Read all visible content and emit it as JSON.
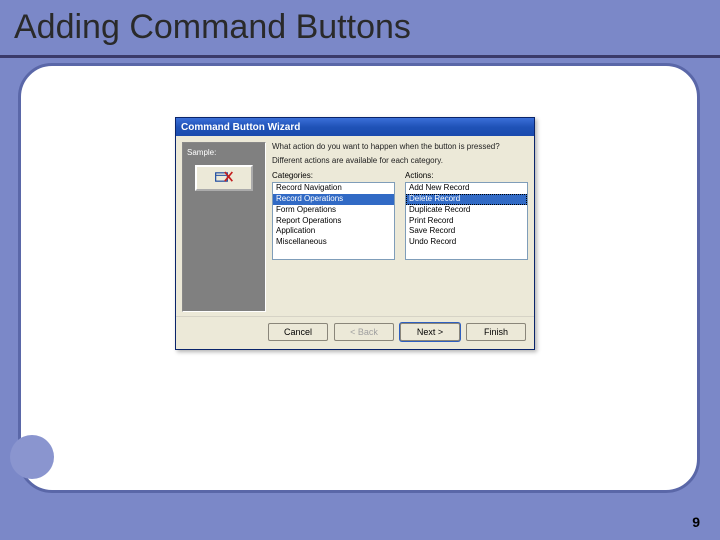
{
  "slide": {
    "title": "Adding Command Buttons",
    "page_number": "9"
  },
  "dialog": {
    "title": "Command Button Wizard",
    "sample_label": "Sample:",
    "prompt1": "What action do you want to happen when the button is pressed?",
    "prompt2": "Different actions are available for each category.",
    "categories_label": "Categories:",
    "actions_label": "Actions:",
    "categories": [
      "Record Navigation",
      "Record Operations",
      "Form Operations",
      "Report Operations",
      "Application",
      "Miscellaneous"
    ],
    "categories_selected_index": 1,
    "actions": [
      "Add New Record",
      "Delete Record",
      "Duplicate Record",
      "Print Record",
      "Save Record",
      "Undo Record"
    ],
    "actions_selected_index": 1,
    "buttons": {
      "cancel": "Cancel",
      "back": "< Back",
      "next": "Next >",
      "finish": "Finish"
    }
  }
}
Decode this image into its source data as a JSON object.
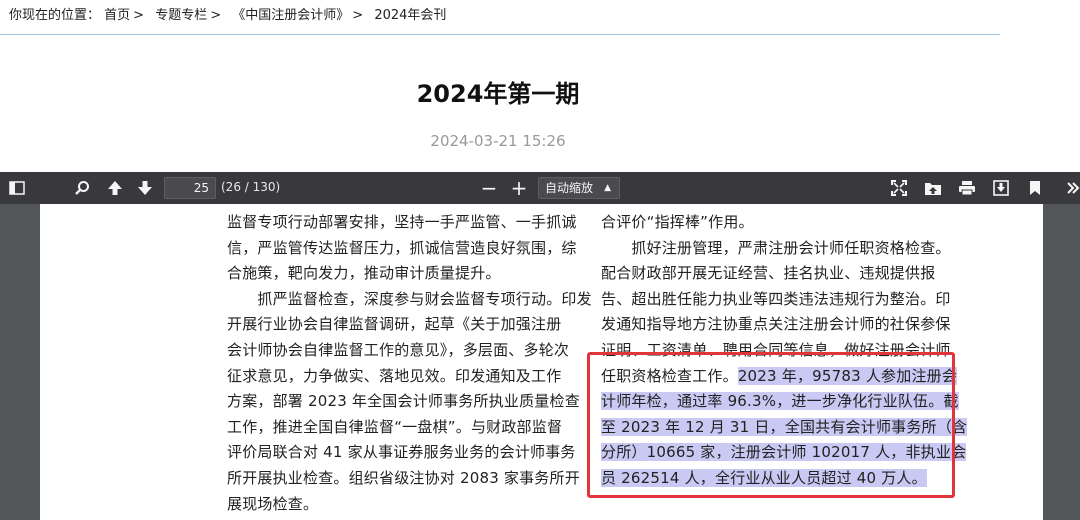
{
  "breadcrumb": {
    "prefix": "你现在的位置：",
    "items": [
      "首页",
      "专题专栏",
      "《中国注册会计师》",
      "2024年会刊"
    ],
    "separator": ">"
  },
  "article": {
    "title": "2024年第一期",
    "date": "2024-03-21 15:26"
  },
  "pdf_toolbar": {
    "page_number": "25",
    "page_count": "(26 / 130)",
    "zoom_label": "自动缩放",
    "minus": "−",
    "plus": "+",
    "icons": [
      "sidebar-toggle-icon",
      "search-icon",
      "previous-page-icon",
      "next-page-icon",
      "zoom-out-icon",
      "zoom-in-icon",
      "presentation-mode-icon",
      "open-file-icon",
      "print-icon",
      "download-icon",
      "bookmark-icon",
      "tools-icon"
    ]
  },
  "document": {
    "left_column": [
      "监督专项行动部署安排，坚持一手严监管、一手抓诚",
      "信，严监管传达监督压力，抓诚信营造良好氛围，综",
      "合施策，靶向发力，推动审计质量提升。",
      "　　抓严监督检查，深度参与财会监督专项行动。印发",
      "开展行业协会自律监督调研，起草《关于加强注册",
      "会计师协会自律监督工作的意见》，多层面、多轮次",
      "征求意见，力争做实、落地见效。印发通知及工作",
      "方案，部署 2023 年全国会计师事务所执业质量检查",
      "工作，推进全国自律监督“一盘棋”。与财政部监督",
      "评价局联合对 41 家从事证券服务业务的会计师事务",
      "所开展执业检查。组织省级注协对 2083 家事务所开",
      "展现场检查。"
    ],
    "right_column": [
      "合评价“指挥棒”作用。",
      "　　抓好注册管理，严肃注册会计师任职资格检查。",
      "配合财政部开展无证经营、挂名执业、违规提供报",
      "告、超出胜任能力执业等四类违法违规行为整治。印",
      "发通知指导地方注协重点关注注册会计师的社保参保",
      "证明、工资清单、聘用合同等信息，做好注册会计师"
    ],
    "highlight_intro": "任职资格检查工作。",
    "highlight_lines": [
      "2023 年，95783 人参加注册会",
      "计师年检，通过率 96.3%，进一步净化行业队伍。截",
      "至 2023 年 12 月 31 日，全国共有会计师事务所（含",
      "分所）10665 家，注册会计师 102017 人，非执业会",
      "员 262514 人，全行业从业人员超过 40 万人。"
    ]
  },
  "colors": {
    "toolbar_bg": "#38383d",
    "viewer_bg": "#525659",
    "highlight": "#c9c9f3",
    "annotation_box": "#e2353b",
    "divider": "#9fc3de"
  }
}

◆ ◆ ◆ ◆

◆ Work to do ◆
Print out every entry above without changing a word, and leave out the pictures.

◆ Task response ◆
Read all visible content and emit it as JSON.
{
  "slide": {
    "title": "Adding Command Buttons",
    "page_number": "9"
  },
  "dialog": {
    "title": "Command Button Wizard",
    "sample_label": "Sample:",
    "prompt1": "What action do you want to happen when the button is pressed?",
    "prompt2": "Different actions are available for each category.",
    "categories_label": "Categories:",
    "actions_label": "Actions:",
    "categories": [
      "Record Navigation",
      "Record Operations",
      "Form Operations",
      "Report Operations",
      "Application",
      "Miscellaneous"
    ],
    "categories_selected_index": 1,
    "actions": [
      "Add New Record",
      "Delete Record",
      "Duplicate Record",
      "Print Record",
      "Save Record",
      "Undo Record"
    ],
    "actions_selected_index": 1,
    "buttons": {
      "cancel": "Cancel",
      "back": "< Back",
      "next": "Next >",
      "finish": "Finish"
    }
  }
}
Decode this image into its source data as a JSON object.
{
  "breadcrumb": {
    "prefix": "你现在的位置：",
    "items": [
      "首页",
      "专题专栏",
      "《中国注册会计师》",
      "2024年会刊"
    ],
    "separator": ">"
  },
  "article": {
    "title": "2024年第一期",
    "date": "2024-03-21 15:26"
  },
  "pdf_toolbar": {
    "page_number": "25",
    "page_count": "(26 / 130)",
    "zoom_label": "自动缩放",
    "minus": "−",
    "plus": "+",
    "icons": [
      "sidebar-toggle-icon",
      "search-icon",
      "previous-page-icon",
      "next-page-icon",
      "zoom-out-icon",
      "zoom-in-icon",
      "presentation-mode-icon",
      "open-file-icon",
      "print-icon",
      "download-icon",
      "bookmark-icon",
      "tools-icon"
    ]
  },
  "document": {
    "left_column": [
      "监督专项行动部署安排，坚持一手严监管、一手抓诚",
      "信，严监管传达监督压力，抓诚信营造良好氛围，综",
      "合施策，靶向发力，推动审计质量提升。",
      "　　抓严监督检查，深度参与财会监督专项行动。印发",
      "开展行业协会自律监督调研，起草《关于加强注册",
      "会计师协会自律监督工作的意见》，多层面、多轮次",
      "征求意见，力争做实、落地见效。印发通知及工作",
      "方案，部署 2023 年全国会计师事务所执业质量检查",
      "工作，推进全国自律监督“一盘棋”。与财政部监督",
      "评价局联合对 41 家从事证券服务业务的会计师事务",
      "所开展执业检查。组织省级注协对 2083 家事务所开",
      "展现场检查。"
    ],
    "right_column": [
      "合评价“指挥棒”作用。",
      "　　抓好注册管理，严肃注册会计师任职资格检查。",
      "配合财政部开展无证经营、挂名执业、违规提供报",
      "告、超出胜任能力执业等四类违法违规行为整治。印",
      "发通知指导地方注协重点关注注册会计师的社保参保",
      "证明、工资清单、聘用合同等信息，做好注册会计师"
    ],
    "highlight_intro": "任职资格检查工作。",
    "highlight_lines": [
      "2023 年，95783 人参加注册会",
      "计师年检，通过率 96.3%，进一步净化行业队伍。截",
      "至 2023 年 12 月 31 日，全国共有会计师事务所（含",
      "分所）10665 家，注册会计师 102017 人，非执业会",
      "员 262514 人，全行业从业人员超过 40 万人。"
    ]
  },
  "colors": {
    "toolbar_bg": "#38383d",
    "viewer_bg": "#525659",
    "highlight": "#c9c9f3",
    "annotation_box": "#e2353b",
    "divider": "#9fc3de"
  }
}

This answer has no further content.